:: Provided entries

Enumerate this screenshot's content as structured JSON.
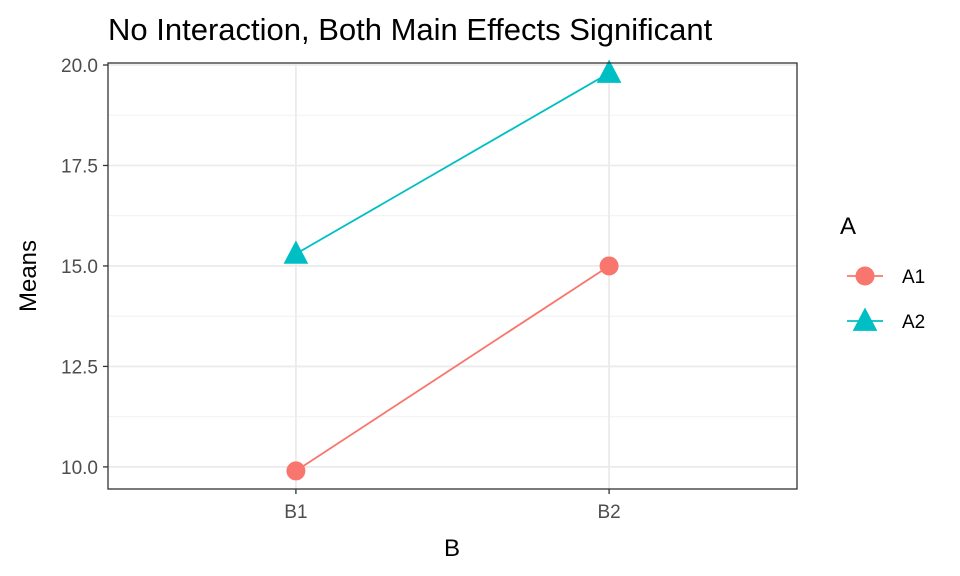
{
  "chart_data": {
    "type": "line",
    "title": "No Interaction, Both Main Effects Significant",
    "xlabel": "B",
    "ylabel": "Means",
    "categories": [
      "B1",
      "B2"
    ],
    "ylim": [
      9.45,
      20.05
    ],
    "yticks": [
      10.0,
      12.5,
      15.0,
      17.5,
      20.0
    ],
    "ytick_labels": [
      "10.0",
      "12.5",
      "15.0",
      "17.5",
      "20.0"
    ],
    "grid": true,
    "legend": {
      "title": "A",
      "placement": "right"
    },
    "series": [
      {
        "name": "A1",
        "values": [
          9.9,
          15.0
        ],
        "color": "#f8766d",
        "marker": "circle"
      },
      {
        "name": "A2",
        "values": [
          15.3,
          19.8
        ],
        "color": "#00bfc4",
        "marker": "triangle"
      }
    ]
  }
}
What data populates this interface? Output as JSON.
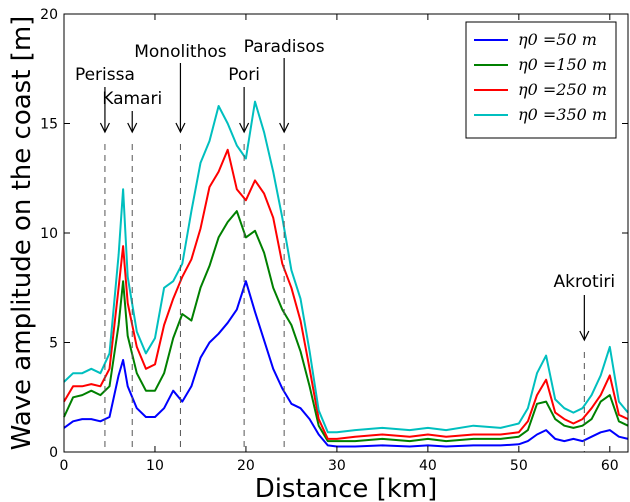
{
  "chart_data": {
    "type": "line",
    "title": "",
    "xlabel": "Distance [km]",
    "ylabel": "Wave amplitude on the coast [m]",
    "xlim": [
      0,
      62
    ],
    "ylim": [
      0,
      20
    ],
    "xticks": [
      0,
      10,
      20,
      30,
      40,
      50,
      60
    ],
    "yticks": [
      0,
      5,
      10,
      15,
      20
    ],
    "grid": false,
    "legend_position": "top-right",
    "x": [
      0,
      1,
      2,
      3,
      4,
      5,
      6,
      6.5,
      7,
      8,
      9,
      10,
      11,
      12,
      13,
      14,
      15,
      16,
      17,
      18,
      19,
      20,
      21,
      22,
      23,
      24,
      25,
      26,
      27,
      28,
      29,
      30,
      32,
      35,
      38,
      40,
      42,
      45,
      48,
      50,
      51,
      52,
      53,
      54,
      55,
      56,
      57,
      58,
      59,
      60,
      61,
      62
    ],
    "series": [
      {
        "name": "η0 =50 m",
        "color": "#0000ff",
        "values": [
          1.1,
          1.4,
          1.5,
          1.5,
          1.4,
          1.6,
          3.5,
          4.2,
          3.0,
          2.0,
          1.6,
          1.6,
          2.0,
          2.8,
          2.3,
          3.0,
          4.3,
          5.0,
          5.4,
          5.9,
          6.5,
          7.8,
          6.4,
          5.1,
          3.8,
          2.9,
          2.2,
          2.0,
          1.5,
          0.8,
          0.3,
          0.25,
          0.25,
          0.3,
          0.25,
          0.3,
          0.25,
          0.3,
          0.3,
          0.35,
          0.5,
          0.8,
          1.0,
          0.6,
          0.5,
          0.6,
          0.5,
          0.7,
          0.9,
          1.0,
          0.7,
          0.6
        ]
      },
      {
        "name": "η0 =150 m",
        "color": "#008000",
        "values": [
          1.6,
          2.5,
          2.6,
          2.8,
          2.6,
          3.0,
          5.8,
          7.8,
          5.3,
          3.6,
          2.8,
          2.8,
          3.6,
          5.2,
          6.3,
          6.0,
          7.5,
          8.5,
          9.8,
          10.5,
          11.0,
          9.8,
          10.1,
          9.1,
          7.5,
          6.5,
          5.8,
          4.6,
          3.0,
          1.2,
          0.5,
          0.5,
          0.5,
          0.6,
          0.5,
          0.6,
          0.5,
          0.6,
          0.6,
          0.7,
          1.0,
          2.2,
          2.3,
          1.5,
          1.2,
          1.1,
          1.2,
          1.5,
          2.3,
          2.6,
          1.4,
          1.2
        ]
      },
      {
        "name": "η0 =250 m",
        "color": "#ff0000",
        "values": [
          2.3,
          3.0,
          3.0,
          3.1,
          3.0,
          3.8,
          7.5,
          9.4,
          6.8,
          4.8,
          3.8,
          4.0,
          5.8,
          7.0,
          8.0,
          8.8,
          10.2,
          12.1,
          12.8,
          13.8,
          12.0,
          11.5,
          12.4,
          11.8,
          10.7,
          8.6,
          7.5,
          6.0,
          3.8,
          1.5,
          0.6,
          0.6,
          0.7,
          0.8,
          0.7,
          0.8,
          0.7,
          0.8,
          0.8,
          0.9,
          1.4,
          2.6,
          3.3,
          1.8,
          1.5,
          1.3,
          1.5,
          2.0,
          2.6,
          3.5,
          1.7,
          1.5
        ]
      },
      {
        "name": "η0 =350 m",
        "color": "#00bfbf",
        "values": [
          3.2,
          3.6,
          3.6,
          3.8,
          3.6,
          4.5,
          9.0,
          12.0,
          8.0,
          5.5,
          4.5,
          5.2,
          7.5,
          7.8,
          8.6,
          11.0,
          13.2,
          14.2,
          15.8,
          15.0,
          14.0,
          13.4,
          16.0,
          14.6,
          12.8,
          10.7,
          8.3,
          7.0,
          4.6,
          1.9,
          0.9,
          0.9,
          1.0,
          1.1,
          1.0,
          1.1,
          1.0,
          1.2,
          1.1,
          1.3,
          2.0,
          3.6,
          4.4,
          2.4,
          2.0,
          1.8,
          2.0,
          2.6,
          3.5,
          4.8,
          2.3,
          1.8
        ]
      }
    ],
    "annotations": [
      {
        "text": "Perissa",
        "x": 4.5
      },
      {
        "text": "Kamari",
        "x": 7.5
      },
      {
        "text": "Monolithos",
        "x": 12.8
      },
      {
        "text": "Pori",
        "x": 19.8
      },
      {
        "text": "Paradisos",
        "x": 24.2
      },
      {
        "text": "Akrotiri",
        "x": 57.2
      }
    ]
  }
}
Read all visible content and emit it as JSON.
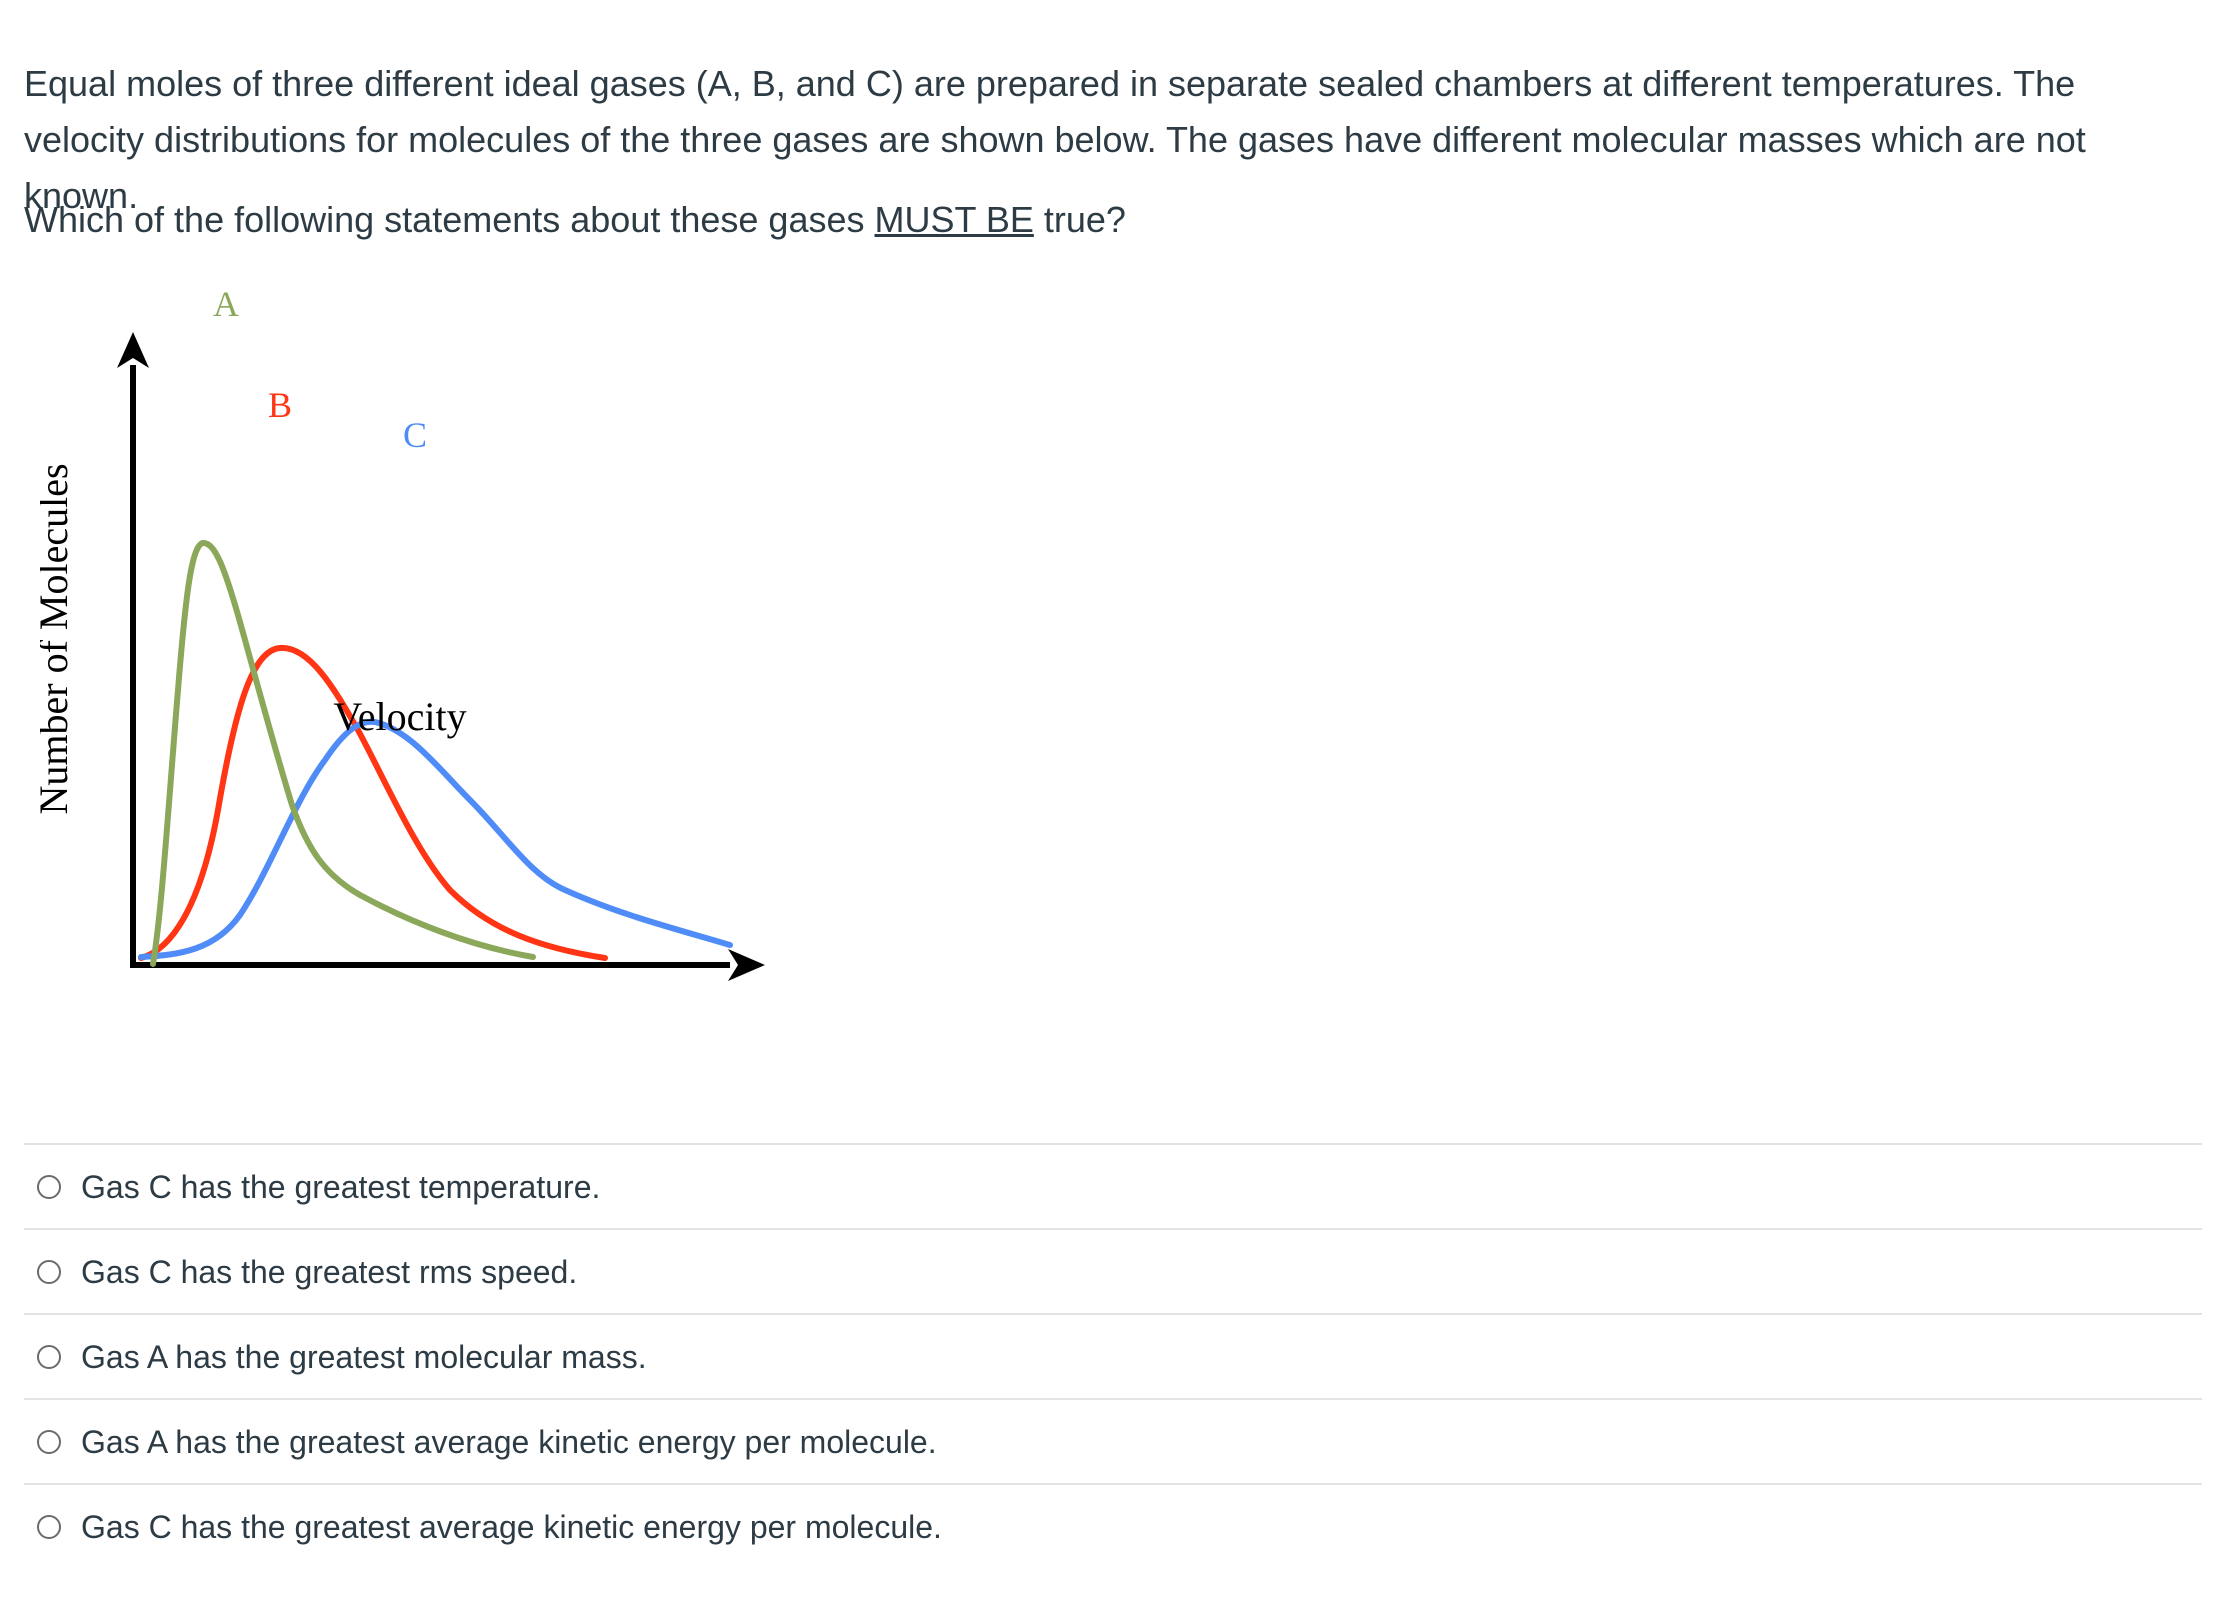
{
  "question": {
    "text": "Equal moles of three different ideal gases (A, B, and C) are prepared in separate sealed chambers at different temperatures. The velocity distributions for molecules of the three gases are shown below. The gases have different molecular masses which are not known.",
    "prompt_before": "Which of the following statements about these gases ",
    "prompt_emphasis": "MUST BE",
    "prompt_after": " true?"
  },
  "figure": {
    "ylabel": "Number of Molecules",
    "xlabel": "Velocity",
    "curve_labels": {
      "A": "A",
      "B": "B",
      "C": "C"
    },
    "colors": {
      "A": "#8aa75a",
      "B": "#ff3514",
      "C": "#4f8cf8",
      "axes": "#000000"
    }
  },
  "answers": [
    {
      "label": "Gas C has the greatest temperature."
    },
    {
      "label": "Gas C has the greatest rms speed."
    },
    {
      "label": "Gas A has the greatest molecular mass."
    },
    {
      "label": "Gas A has the greatest average kinetic energy per molecule."
    },
    {
      "label": "Gas C has the greatest average kinetic energy per molecule."
    }
  ]
}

::::

### Task details
Reproduce the full listing above verbatim, with no pictures included.

### Task answer
Enumerate this screenshot's content as structured JSON.
{
  "chart_data": {
    "type": "line",
    "title": "No Interaction, Both Main Effects Significant",
    "xlabel": "B",
    "ylabel": "Means",
    "categories": [
      "B1",
      "B2"
    ],
    "ylim": [
      9.45,
      20.05
    ],
    "yticks": [
      10.0,
      12.5,
      15.0,
      17.5,
      20.0
    ],
    "ytick_labels": [
      "10.0",
      "12.5",
      "15.0",
      "17.5",
      "20.0"
    ],
    "grid": true,
    "legend": {
      "title": "A",
      "placement": "right"
    },
    "series": [
      {
        "name": "A1",
        "values": [
          9.9,
          15.0
        ],
        "color": "#f8766d",
        "marker": "circle"
      },
      {
        "name": "A2",
        "values": [
          15.3,
          19.8
        ],
        "color": "#00bfc4",
        "marker": "triangle"
      }
    ]
  }
}
What data populates this interface? Output as JSON.
{
  "chart_data": {
    "type": "line",
    "title": "",
    "xlabel": "Distance [km]",
    "ylabel": "Wave amplitude on the coast [m]",
    "xlim": [
      0,
      62
    ],
    "ylim": [
      0,
      20
    ],
    "xticks": [
      0,
      10,
      20,
      30,
      40,
      50,
      60
    ],
    "yticks": [
      0,
      5,
      10,
      15,
      20
    ],
    "grid": false,
    "legend_position": "top-right",
    "x": [
      0,
      1,
      2,
      3,
      4,
      5,
      6,
      6.5,
      7,
      8,
      9,
      10,
      11,
      12,
      13,
      14,
      15,
      16,
      17,
      18,
      19,
      20,
      21,
      22,
      23,
      24,
      25,
      26,
      27,
      28,
      29,
      30,
      32,
      35,
      38,
      40,
      42,
      45,
      48,
      50,
      51,
      52,
      53,
      54,
      55,
      56,
      57,
      58,
      59,
      60,
      61,
      62
    ],
    "series": [
      {
        "name": "η0 =50 m",
        "color": "#0000ff",
        "values": [
          1.1,
          1.4,
          1.5,
          1.5,
          1.4,
          1.6,
          3.5,
          4.2,
          3.0,
          2.0,
          1.6,
          1.6,
          2.0,
          2.8,
          2.3,
          3.0,
          4.3,
          5.0,
          5.4,
          5.9,
          6.5,
          7.8,
          6.4,
          5.1,
          3.8,
          2.9,
          2.2,
          2.0,
          1.5,
          0.8,
          0.3,
          0.25,
          0.25,
          0.3,
          0.25,
          0.3,
          0.25,
          0.3,
          0.3,
          0.35,
          0.5,
          0.8,
          1.0,
          0.6,
          0.5,
          0.6,
          0.5,
          0.7,
          0.9,
          1.0,
          0.7,
          0.6
        ]
      },
      {
        "name": "η0 =150 m",
        "color": "#008000",
        "values": [
          1.6,
          2.5,
          2.6,
          2.8,
          2.6,
          3.0,
          5.8,
          7.8,
          5.3,
          3.6,
          2.8,
          2.8,
          3.6,
          5.2,
          6.3,
          6.0,
          7.5,
          8.5,
          9.8,
          10.5,
          11.0,
          9.8,
          10.1,
          9.1,
          7.5,
          6.5,
          5.8,
          4.6,
          3.0,
          1.2,
          0.5,
          0.5,
          0.5,
          0.6,
          0.5,
          0.6,
          0.5,
          0.6,
          0.6,
          0.7,
          1.0,
          2.2,
          2.3,
          1.5,
          1.2,
          1.1,
          1.2,
          1.5,
          2.3,
          2.6,
          1.4,
          1.2
        ]
      },
      {
        "name": "η0 =250 m",
        "color": "#ff0000",
        "values": [
          2.3,
          3.0,
          3.0,
          3.1,
          3.0,
          3.8,
          7.5,
          9.4,
          6.8,
          4.8,
          3.8,
          4.0,
          5.8,
          7.0,
          8.0,
          8.8,
          10.2,
          12.1,
          12.8,
          13.8,
          12.0,
          11.5,
          12.4,
          11.8,
          10.7,
          8.6,
          7.5,
          6.0,
          3.8,
          1.5,
          0.6,
          0.6,
          0.7,
          0.8,
          0.7,
          0.8,
          0.7,
          0.8,
          0.8,
          0.9,
          1.4,
          2.6,
          3.3,
          1.8,
          1.5,
          1.3,
          1.5,
          2.0,
          2.6,
          3.5,
          1.7,
          1.5
        ]
      },
      {
        "name": "η0 =350 m",
        "color": "#00bfbf",
        "values": [
          3.2,
          3.6,
          3.6,
          3.8,
          3.6,
          4.5,
          9.0,
          12.0,
          8.0,
          5.5,
          4.5,
          5.2,
          7.5,
          7.8,
          8.6,
          11.0,
          13.2,
          14.2,
          15.8,
          15.0,
          14.0,
          13.4,
          16.0,
          14.6,
          12.8,
          10.7,
          8.3,
          7.0,
          4.6,
          1.9,
          0.9,
          0.9,
          1.0,
          1.1,
          1.0,
          1.1,
          1.0,
          1.2,
          1.1,
          1.3,
          2.0,
          3.6,
          4.4,
          2.4,
          2.0,
          1.8,
          2.0,
          2.6,
          3.5,
          4.8,
          2.3,
          1.8
        ]
      }
    ],
    "annotations": [
      {
        "text": "Perissa",
        "x": 4.5
      },
      {
        "text": "Kamari",
        "x": 7.5
      },
      {
        "text": "Monolithos",
        "x": 12.8
      },
      {
        "text": "Pori",
        "x": 19.8
      },
      {
        "text": "Paradisos",
        "x": 24.2
      },
      {
        "text": "Akrotiri",
        "x": 57.2
      }
    ]
  }
}
Read all visible content and emit it as JSON.
{
  "question": {
    "text": "Equal moles of three different ideal gases (A, B, and C) are prepared in separate sealed chambers at different temperatures. The velocity distributions for molecules of the three gases are shown below. The gases have different molecular masses which are not known.",
    "prompt_before": "Which of the following statements about these gases ",
    "prompt_emphasis": "MUST BE",
    "prompt_after": " true?"
  },
  "figure": {
    "ylabel": "Number of Molecules",
    "xlabel": "Velocity",
    "curve_labels": {
      "A": "A",
      "B": "B",
      "C": "C"
    },
    "colors": {
      "A": "#8aa75a",
      "B": "#ff3514",
      "C": "#4f8cf8",
      "axes": "#000000"
    }
  },
  "answers": [
    {
      "label": "Gas C has the greatest temperature."
    },
    {
      "label": "Gas C has the greatest rms speed."
    },
    {
      "label": "Gas A has the greatest molecular mass."
    },
    {
      "label": "Gas A has the greatest average kinetic energy per molecule."
    },
    {
      "label": "Gas C has the greatest average kinetic energy per molecule."
    }
  ]
}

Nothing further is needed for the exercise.